▸ The task
Repeat each entry in full, exactly.

※

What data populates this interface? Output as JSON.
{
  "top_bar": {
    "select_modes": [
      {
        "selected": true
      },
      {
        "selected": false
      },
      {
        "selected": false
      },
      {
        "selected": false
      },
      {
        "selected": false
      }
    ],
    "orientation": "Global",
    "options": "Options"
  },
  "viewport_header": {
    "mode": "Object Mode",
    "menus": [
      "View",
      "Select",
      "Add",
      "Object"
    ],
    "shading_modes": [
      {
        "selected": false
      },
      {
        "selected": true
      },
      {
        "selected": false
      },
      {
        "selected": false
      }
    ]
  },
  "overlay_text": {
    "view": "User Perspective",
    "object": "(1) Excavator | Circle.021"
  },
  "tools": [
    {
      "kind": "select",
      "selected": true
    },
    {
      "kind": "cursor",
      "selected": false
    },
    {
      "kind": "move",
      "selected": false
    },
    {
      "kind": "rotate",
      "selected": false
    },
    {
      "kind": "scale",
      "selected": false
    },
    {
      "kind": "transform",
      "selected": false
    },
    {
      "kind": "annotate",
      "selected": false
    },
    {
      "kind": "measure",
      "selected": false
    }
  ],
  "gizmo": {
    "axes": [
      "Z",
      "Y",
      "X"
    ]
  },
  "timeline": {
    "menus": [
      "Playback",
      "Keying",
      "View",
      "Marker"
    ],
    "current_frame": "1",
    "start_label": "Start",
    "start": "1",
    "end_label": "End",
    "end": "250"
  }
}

※

▸ Full response
What data populates this interface? Output as JSON.
{
  "top_bar": {
    "select_modes": [
      {
        "selected": true
      },
      {
        "selected": false
      },
      {
        "selected": false
      },
      {
        "selected": false
      },
      {
        "selected": false
      }
    ],
    "orientation": "Global",
    "options": "Options"
  },
  "viewport_header": {
    "mode": "Object Mode",
    "menus": [
      "View",
      "Select",
      "Add",
      "Object"
    ],
    "shading_modes": [
      {
        "selected": false
      },
      {
        "selected": true
      },
      {
        "selected": false
      },
      {
        "selected": false
      }
    ]
  },
  "overlay_text": {
    "view": "User Perspective",
    "object": "(1) Excavator | Circle.021"
  },
  "tools": [
    {
      "kind": "select",
      "selected": true
    },
    {
      "kind": "cursor",
      "selected": false
    },
    {
      "kind": "move",
      "selected": false
    },
    {
      "kind": "rotate",
      "selected": false
    },
    {
      "kind": "scale",
      "selected": false
    },
    {
      "kind": "transform",
      "selected": false
    },
    {
      "kind": "annotate",
      "selected": false
    },
    {
      "kind": "measure",
      "selected": false
    }
  ],
  "gizmo": {
    "axes": [
      "Z",
      "Y",
      "X"
    ]
  },
  "timeline": {
    "menus": [
      "Playback",
      "Keying",
      "View",
      "Marker"
    ],
    "current_frame": "1",
    "start_label": "Start",
    "start": "1",
    "end_label": "End",
    "end": "250"
  }
}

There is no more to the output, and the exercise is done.